■ **Description of the task**:
Give all the lines below again, exactly, with no pictures.

■ **Data in this exercise**:
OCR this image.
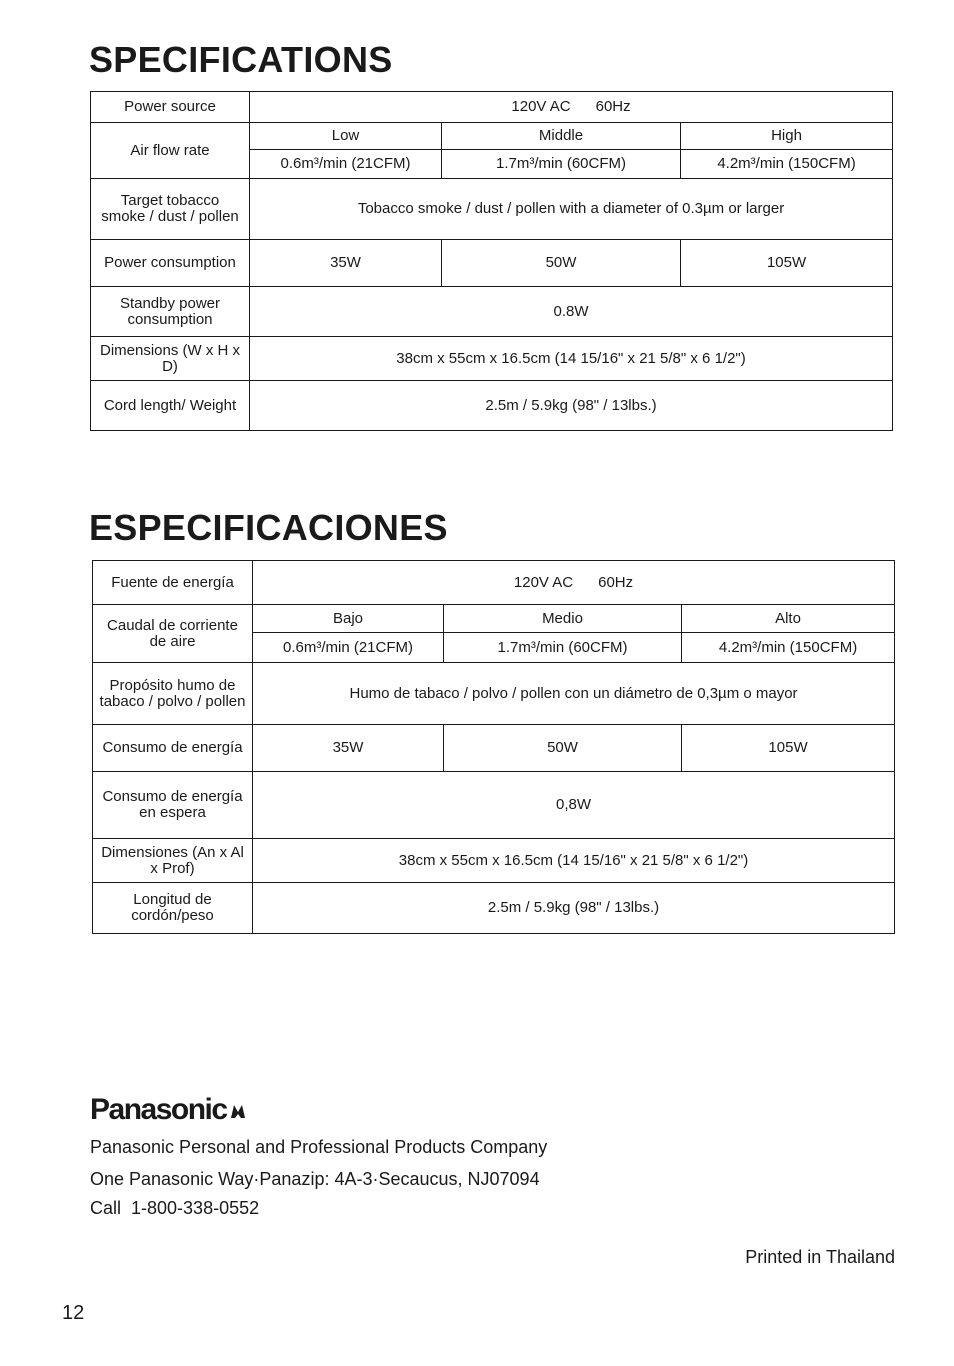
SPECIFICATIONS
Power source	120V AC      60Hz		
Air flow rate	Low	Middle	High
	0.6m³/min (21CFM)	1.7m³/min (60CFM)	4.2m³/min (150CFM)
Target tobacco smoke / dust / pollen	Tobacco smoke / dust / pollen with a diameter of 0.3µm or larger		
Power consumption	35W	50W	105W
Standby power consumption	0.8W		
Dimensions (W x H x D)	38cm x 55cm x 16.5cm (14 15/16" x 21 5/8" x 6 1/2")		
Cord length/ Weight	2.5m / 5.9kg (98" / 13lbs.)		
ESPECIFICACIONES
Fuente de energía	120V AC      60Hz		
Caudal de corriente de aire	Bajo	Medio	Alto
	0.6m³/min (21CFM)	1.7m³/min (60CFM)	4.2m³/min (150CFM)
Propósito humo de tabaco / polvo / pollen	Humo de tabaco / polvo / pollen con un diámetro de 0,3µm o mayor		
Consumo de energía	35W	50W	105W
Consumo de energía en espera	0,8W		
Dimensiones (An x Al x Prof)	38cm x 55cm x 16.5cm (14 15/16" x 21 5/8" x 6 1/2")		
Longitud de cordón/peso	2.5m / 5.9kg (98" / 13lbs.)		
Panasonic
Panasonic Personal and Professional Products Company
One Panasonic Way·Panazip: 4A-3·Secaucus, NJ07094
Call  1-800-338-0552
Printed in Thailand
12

■ **Exercise result**:
OCR this image.
SPECIFICATIONS
Power source	120V AC      60Hz		
Air flow rate	Low	Middle	High
	0.6m³/min (21CFM)	1.7m³/min (60CFM)	4.2m³/min (150CFM)
Target tobacco smoke / dust / pollen	Tobacco smoke / dust / pollen with a diameter of 0.3µm or larger		
Power consumption	35W	50W	105W
Standby power consumption	0.8W		
Dimensions (W x H x D)	38cm x 55cm x 16.5cm (14 15/16" x 21 5/8" x 6 1/2")		
Cord length/ Weight	2.5m / 5.9kg (98" / 13lbs.)		
ESPECIFICACIONES
Fuente de energía	120V AC      60Hz		
Caudal de corriente de aire	Bajo	Medio	Alto
	0.6m³/min (21CFM)	1.7m³/min (60CFM)	4.2m³/min (150CFM)
Propósito humo de tabaco / polvo / pollen	Humo de tabaco / polvo / pollen con un diámetro de 0,3µm o mayor		
Consumo de energía	35W	50W	105W
Consumo de energía en espera	0,8W		
Dimensiones (An x Al x Prof)	38cm x 55cm x 16.5cm (14 15/16" x 21 5/8" x 6 1/2")		
Longitud de cordón/peso	2.5m / 5.9kg (98" / 13lbs.)		
Panasonic
Panasonic Personal and Professional Products Company
One Panasonic Way·Panazip: 4A-3·Secaucus, NJ07094
Call  1-800-338-0552
Printed in Thailand
12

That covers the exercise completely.